=== GIVEN INFORMATION ===

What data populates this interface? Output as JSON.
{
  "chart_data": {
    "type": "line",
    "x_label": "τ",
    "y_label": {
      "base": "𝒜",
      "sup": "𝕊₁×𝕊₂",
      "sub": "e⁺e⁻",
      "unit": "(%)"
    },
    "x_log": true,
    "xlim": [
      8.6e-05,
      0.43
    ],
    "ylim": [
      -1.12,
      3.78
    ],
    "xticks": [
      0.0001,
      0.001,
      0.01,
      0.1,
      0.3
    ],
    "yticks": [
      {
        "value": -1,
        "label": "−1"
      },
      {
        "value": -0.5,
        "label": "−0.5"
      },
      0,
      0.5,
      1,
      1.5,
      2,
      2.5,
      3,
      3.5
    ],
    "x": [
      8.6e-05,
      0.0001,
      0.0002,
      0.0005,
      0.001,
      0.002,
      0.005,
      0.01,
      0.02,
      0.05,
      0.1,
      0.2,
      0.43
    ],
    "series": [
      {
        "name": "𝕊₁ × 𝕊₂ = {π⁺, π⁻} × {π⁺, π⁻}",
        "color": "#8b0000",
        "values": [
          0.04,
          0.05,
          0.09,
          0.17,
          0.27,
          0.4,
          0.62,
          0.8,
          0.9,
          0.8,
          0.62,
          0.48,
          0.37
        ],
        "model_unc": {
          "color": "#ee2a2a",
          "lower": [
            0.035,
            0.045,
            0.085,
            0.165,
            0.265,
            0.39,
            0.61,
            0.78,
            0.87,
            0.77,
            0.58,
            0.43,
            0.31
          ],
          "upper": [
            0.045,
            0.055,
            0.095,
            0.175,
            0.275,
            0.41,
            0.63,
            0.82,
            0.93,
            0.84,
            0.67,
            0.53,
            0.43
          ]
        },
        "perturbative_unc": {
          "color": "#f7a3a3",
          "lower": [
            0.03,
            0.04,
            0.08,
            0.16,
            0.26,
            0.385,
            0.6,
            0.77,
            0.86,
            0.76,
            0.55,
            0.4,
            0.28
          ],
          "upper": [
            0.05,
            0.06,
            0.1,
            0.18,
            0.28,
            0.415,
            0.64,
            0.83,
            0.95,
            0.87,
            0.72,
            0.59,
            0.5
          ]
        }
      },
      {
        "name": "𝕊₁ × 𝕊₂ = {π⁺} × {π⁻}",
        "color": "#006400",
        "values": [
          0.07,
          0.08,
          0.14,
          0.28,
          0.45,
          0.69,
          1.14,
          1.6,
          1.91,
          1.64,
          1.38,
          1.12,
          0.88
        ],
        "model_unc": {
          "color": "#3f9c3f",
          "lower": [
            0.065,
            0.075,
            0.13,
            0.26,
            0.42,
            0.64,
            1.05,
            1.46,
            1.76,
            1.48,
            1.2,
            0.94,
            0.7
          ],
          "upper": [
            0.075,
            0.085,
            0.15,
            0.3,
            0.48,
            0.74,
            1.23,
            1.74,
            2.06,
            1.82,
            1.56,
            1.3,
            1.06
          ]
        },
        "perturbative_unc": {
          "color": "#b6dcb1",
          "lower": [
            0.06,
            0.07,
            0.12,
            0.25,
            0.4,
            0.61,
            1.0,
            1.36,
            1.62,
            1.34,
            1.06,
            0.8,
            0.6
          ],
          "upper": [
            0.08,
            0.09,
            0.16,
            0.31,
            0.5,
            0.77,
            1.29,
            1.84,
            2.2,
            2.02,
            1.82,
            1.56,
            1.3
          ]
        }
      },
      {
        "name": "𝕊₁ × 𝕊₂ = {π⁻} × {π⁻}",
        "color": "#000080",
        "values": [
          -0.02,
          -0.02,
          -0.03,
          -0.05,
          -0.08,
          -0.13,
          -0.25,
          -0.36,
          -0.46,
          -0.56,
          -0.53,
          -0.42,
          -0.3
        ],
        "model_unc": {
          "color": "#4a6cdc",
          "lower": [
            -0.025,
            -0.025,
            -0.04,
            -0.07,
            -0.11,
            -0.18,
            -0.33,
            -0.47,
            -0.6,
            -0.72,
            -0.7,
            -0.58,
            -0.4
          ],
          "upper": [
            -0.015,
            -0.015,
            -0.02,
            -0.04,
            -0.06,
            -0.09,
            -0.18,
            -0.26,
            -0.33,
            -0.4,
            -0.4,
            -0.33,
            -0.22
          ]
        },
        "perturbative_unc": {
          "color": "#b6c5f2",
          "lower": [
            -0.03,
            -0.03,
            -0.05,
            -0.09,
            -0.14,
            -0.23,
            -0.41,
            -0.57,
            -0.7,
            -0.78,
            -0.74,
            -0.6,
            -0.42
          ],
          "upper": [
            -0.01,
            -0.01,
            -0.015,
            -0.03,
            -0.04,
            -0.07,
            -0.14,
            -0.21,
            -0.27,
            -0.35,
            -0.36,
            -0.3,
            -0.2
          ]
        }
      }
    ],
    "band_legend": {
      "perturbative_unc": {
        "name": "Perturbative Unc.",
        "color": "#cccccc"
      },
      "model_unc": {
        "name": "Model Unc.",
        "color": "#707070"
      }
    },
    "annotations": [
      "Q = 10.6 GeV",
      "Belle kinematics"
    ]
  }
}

===

*WRITTEN INSTRUCTION*. Go through the material above line by line and copy it exactly.

*EXERCISE OUTPUT*.
What data populates this interface? Output as JSON.
{
  "chart_data": {
    "type": "line",
    "x_label": "τ",
    "y_label": {
      "base": "𝒜",
      "sup": "𝕊₁×𝕊₂",
      "sub": "e⁺e⁻",
      "unit": "(%)"
    },
    "x_log": true,
    "xlim": [
      8.6e-05,
      0.43
    ],
    "ylim": [
      -1.12,
      3.78
    ],
    "xticks": [
      0.0001,
      0.001,
      0.01,
      0.1,
      0.3
    ],
    "yticks": [
      {
        "value": -1,
        "label": "−1"
      },
      {
        "value": -0.5,
        "label": "−0.5"
      },
      0,
      0.5,
      1,
      1.5,
      2,
      2.5,
      3,
      3.5
    ],
    "x": [
      8.6e-05,
      0.0001,
      0.0002,
      0.0005,
      0.001,
      0.002,
      0.005,
      0.01,
      0.02,
      0.05,
      0.1,
      0.2,
      0.43
    ],
    "series": [
      {
        "name": "𝕊₁ × 𝕊₂ = {π⁺, π⁻} × {π⁺, π⁻}",
        "color": "#8b0000",
        "values": [
          0.04,
          0.05,
          0.09,
          0.17,
          0.27,
          0.4,
          0.62,
          0.8,
          0.9,
          0.8,
          0.62,
          0.48,
          0.37
        ],
        "model_unc": {
          "color": "#ee2a2a",
          "lower": [
            0.035,
            0.045,
            0.085,
            0.165,
            0.265,
            0.39,
            0.61,
            0.78,
            0.87,
            0.77,
            0.58,
            0.43,
            0.31
          ],
          "upper": [
            0.045,
            0.055,
            0.095,
            0.175,
            0.275,
            0.41,
            0.63,
            0.82,
            0.93,
            0.84,
            0.67,
            0.53,
            0.43
          ]
        },
        "perturbative_unc": {
          "color": "#f7a3a3",
          "lower": [
            0.03,
            0.04,
            0.08,
            0.16,
            0.26,
            0.385,
            0.6,
            0.77,
            0.86,
            0.76,
            0.55,
            0.4,
            0.28
          ],
          "upper": [
            0.05,
            0.06,
            0.1,
            0.18,
            0.28,
            0.415,
            0.64,
            0.83,
            0.95,
            0.87,
            0.72,
            0.59,
            0.5
          ]
        }
      },
      {
        "name": "𝕊₁ × 𝕊₂ = {π⁺} × {π⁻}",
        "color": "#006400",
        "values": [
          0.07,
          0.08,
          0.14,
          0.28,
          0.45,
          0.69,
          1.14,
          1.6,
          1.91,
          1.64,
          1.38,
          1.12,
          0.88
        ],
        "model_unc": {
          "color": "#3f9c3f",
          "lower": [
            0.065,
            0.075,
            0.13,
            0.26,
            0.42,
            0.64,
            1.05,
            1.46,
            1.76,
            1.48,
            1.2,
            0.94,
            0.7
          ],
          "upper": [
            0.075,
            0.085,
            0.15,
            0.3,
            0.48,
            0.74,
            1.23,
            1.74,
            2.06,
            1.82,
            1.56,
            1.3,
            1.06
          ]
        },
        "perturbative_unc": {
          "color": "#b6dcb1",
          "lower": [
            0.06,
            0.07,
            0.12,
            0.25,
            0.4,
            0.61,
            1.0,
            1.36,
            1.62,
            1.34,
            1.06,
            0.8,
            0.6
          ],
          "upper": [
            0.08,
            0.09,
            0.16,
            0.31,
            0.5,
            0.77,
            1.29,
            1.84,
            2.2,
            2.02,
            1.82,
            1.56,
            1.3
          ]
        }
      },
      {
        "name": "𝕊₁ × 𝕊₂ = {π⁻} × {π⁻}",
        "color": "#000080",
        "values": [
          -0.02,
          -0.02,
          -0.03,
          -0.05,
          -0.08,
          -0.13,
          -0.25,
          -0.36,
          -0.46,
          -0.56,
          -0.53,
          -0.42,
          -0.3
        ],
        "model_unc": {
          "color": "#4a6cdc",
          "lower": [
            -0.025,
            -0.025,
            -0.04,
            -0.07,
            -0.11,
            -0.18,
            -0.33,
            -0.47,
            -0.6,
            -0.72,
            -0.7,
            -0.58,
            -0.4
          ],
          "upper": [
            -0.015,
            -0.015,
            -0.02,
            -0.04,
            -0.06,
            -0.09,
            -0.18,
            -0.26,
            -0.33,
            -0.4,
            -0.4,
            -0.33,
            -0.22
          ]
        },
        "perturbative_unc": {
          "color": "#b6c5f2",
          "lower": [
            -0.03,
            -0.03,
            -0.05,
            -0.09,
            -0.14,
            -0.23,
            -0.41,
            -0.57,
            -0.7,
            -0.78,
            -0.74,
            -0.6,
            -0.42
          ],
          "upper": [
            -0.01,
            -0.01,
            -0.015,
            -0.03,
            -0.04,
            -0.07,
            -0.14,
            -0.21,
            -0.27,
            -0.35,
            -0.36,
            -0.3,
            -0.2
          ]
        }
      }
    ],
    "band_legend": {
      "perturbative_unc": {
        "name": "Perturbative Unc.",
        "color": "#cccccc"
      },
      "model_unc": {
        "name": "Model Unc.",
        "color": "#707070"
      }
    },
    "annotations": [
      "Q = 10.6 GeV",
      "Belle kinematics"
    ]
  }
}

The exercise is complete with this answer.